**WHAT IS BEING ASKED:** Examine each line of the data. Copy those that contain the string "check".

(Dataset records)
————

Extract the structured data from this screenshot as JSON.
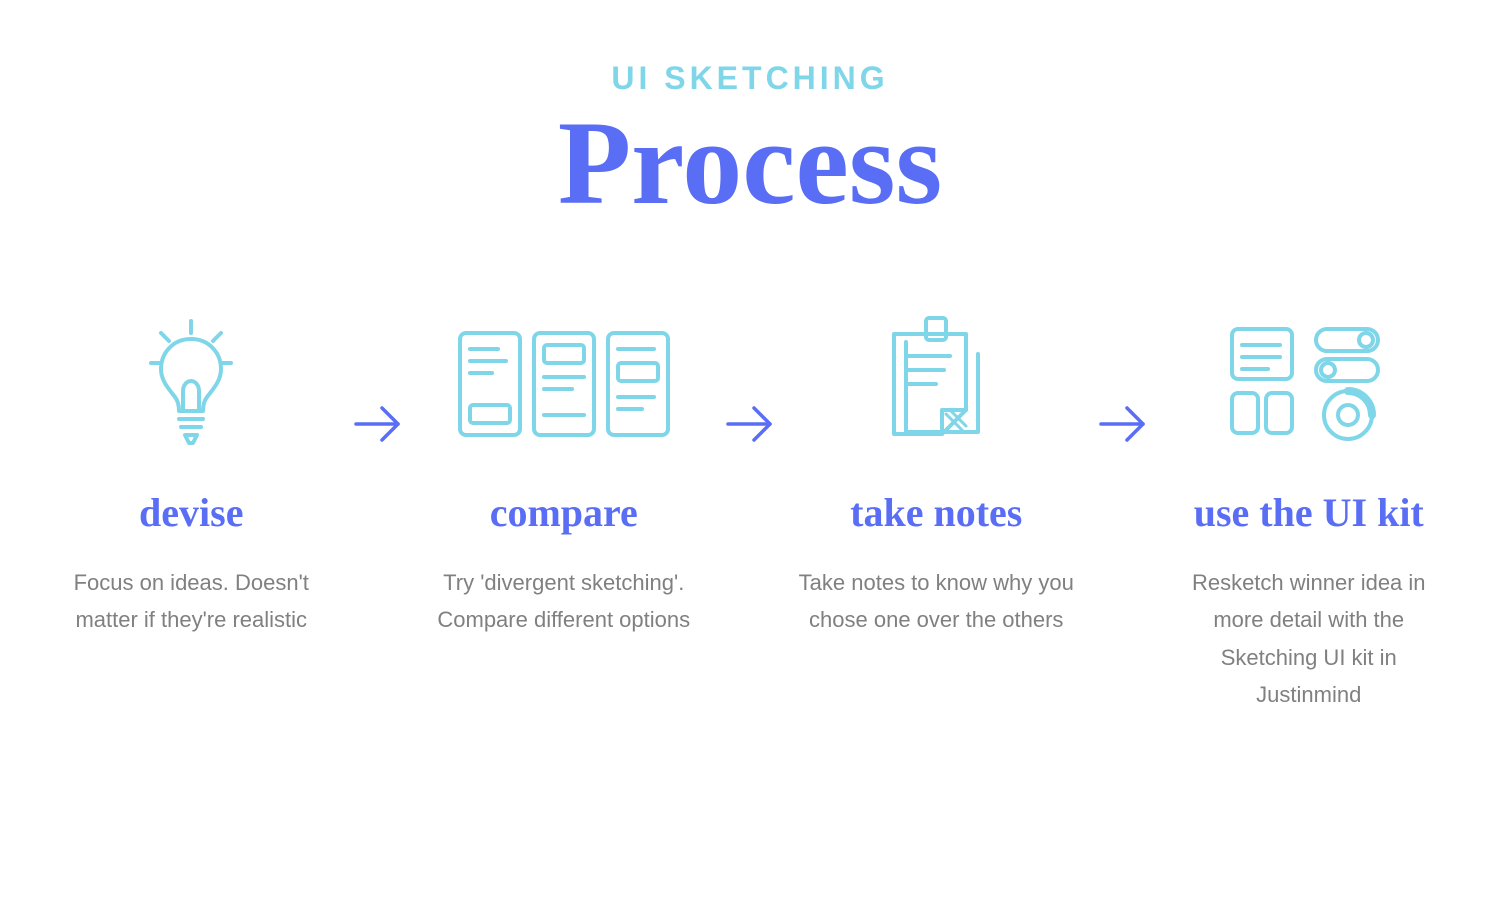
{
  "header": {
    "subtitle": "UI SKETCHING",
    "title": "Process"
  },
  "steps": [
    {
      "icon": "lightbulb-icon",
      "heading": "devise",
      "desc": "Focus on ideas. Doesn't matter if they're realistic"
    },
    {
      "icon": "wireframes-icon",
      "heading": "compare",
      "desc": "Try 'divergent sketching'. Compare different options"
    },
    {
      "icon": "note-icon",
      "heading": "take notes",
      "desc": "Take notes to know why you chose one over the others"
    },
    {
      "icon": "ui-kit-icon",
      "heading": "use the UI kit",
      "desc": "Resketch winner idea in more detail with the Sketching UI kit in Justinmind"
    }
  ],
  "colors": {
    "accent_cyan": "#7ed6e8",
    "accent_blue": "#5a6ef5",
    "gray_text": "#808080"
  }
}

————

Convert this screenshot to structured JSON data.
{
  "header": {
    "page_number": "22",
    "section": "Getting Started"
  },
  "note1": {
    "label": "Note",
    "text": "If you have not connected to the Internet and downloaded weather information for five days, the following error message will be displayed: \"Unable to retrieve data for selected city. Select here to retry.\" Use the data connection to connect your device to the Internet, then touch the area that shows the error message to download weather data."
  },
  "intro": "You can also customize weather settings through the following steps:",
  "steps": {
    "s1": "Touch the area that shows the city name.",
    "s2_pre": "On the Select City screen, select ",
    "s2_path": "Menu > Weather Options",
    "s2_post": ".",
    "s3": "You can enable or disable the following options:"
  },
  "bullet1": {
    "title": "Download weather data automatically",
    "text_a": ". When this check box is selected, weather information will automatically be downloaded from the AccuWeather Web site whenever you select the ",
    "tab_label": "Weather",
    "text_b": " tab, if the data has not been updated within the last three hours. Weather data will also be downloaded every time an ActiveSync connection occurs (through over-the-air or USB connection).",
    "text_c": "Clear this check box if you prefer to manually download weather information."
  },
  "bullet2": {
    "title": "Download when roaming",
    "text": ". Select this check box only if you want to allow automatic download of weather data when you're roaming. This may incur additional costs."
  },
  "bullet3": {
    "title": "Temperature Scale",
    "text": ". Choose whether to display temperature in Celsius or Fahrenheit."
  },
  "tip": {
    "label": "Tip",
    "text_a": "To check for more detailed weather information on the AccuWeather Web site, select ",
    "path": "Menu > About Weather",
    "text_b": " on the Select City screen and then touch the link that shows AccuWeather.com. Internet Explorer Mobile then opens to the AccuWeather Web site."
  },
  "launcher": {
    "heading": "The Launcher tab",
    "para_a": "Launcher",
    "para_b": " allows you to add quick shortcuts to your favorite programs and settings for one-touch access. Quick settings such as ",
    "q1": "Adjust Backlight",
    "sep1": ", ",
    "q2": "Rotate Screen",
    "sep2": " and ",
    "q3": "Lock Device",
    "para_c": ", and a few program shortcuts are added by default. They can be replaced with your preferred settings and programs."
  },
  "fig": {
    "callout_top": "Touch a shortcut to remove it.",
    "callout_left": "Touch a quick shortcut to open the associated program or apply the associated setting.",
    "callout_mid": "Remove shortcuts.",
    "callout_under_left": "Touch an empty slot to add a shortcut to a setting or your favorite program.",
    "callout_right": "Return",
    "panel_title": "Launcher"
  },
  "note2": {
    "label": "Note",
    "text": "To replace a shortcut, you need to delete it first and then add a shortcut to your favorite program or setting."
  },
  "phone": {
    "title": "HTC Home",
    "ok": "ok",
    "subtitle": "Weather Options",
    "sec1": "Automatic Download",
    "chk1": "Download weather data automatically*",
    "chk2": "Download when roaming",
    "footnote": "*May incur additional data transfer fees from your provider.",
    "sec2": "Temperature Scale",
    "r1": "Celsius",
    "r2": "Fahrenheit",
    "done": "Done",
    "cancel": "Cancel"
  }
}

————

**ANSWER:**
    "text_a": ". When this check box is selected, weather information will automatically be downloaded from the AccuWeather Web site whenever you select the ",
    "text_c": "Clear this check box if you prefer to manually download weather information."
    "text": ". Select this check box only if you want to allow automatic download of weather data when you're roaming. This may incur additional costs."
    "text_a": "To check for more detailed weather information on the AccuWeather Web site, select ",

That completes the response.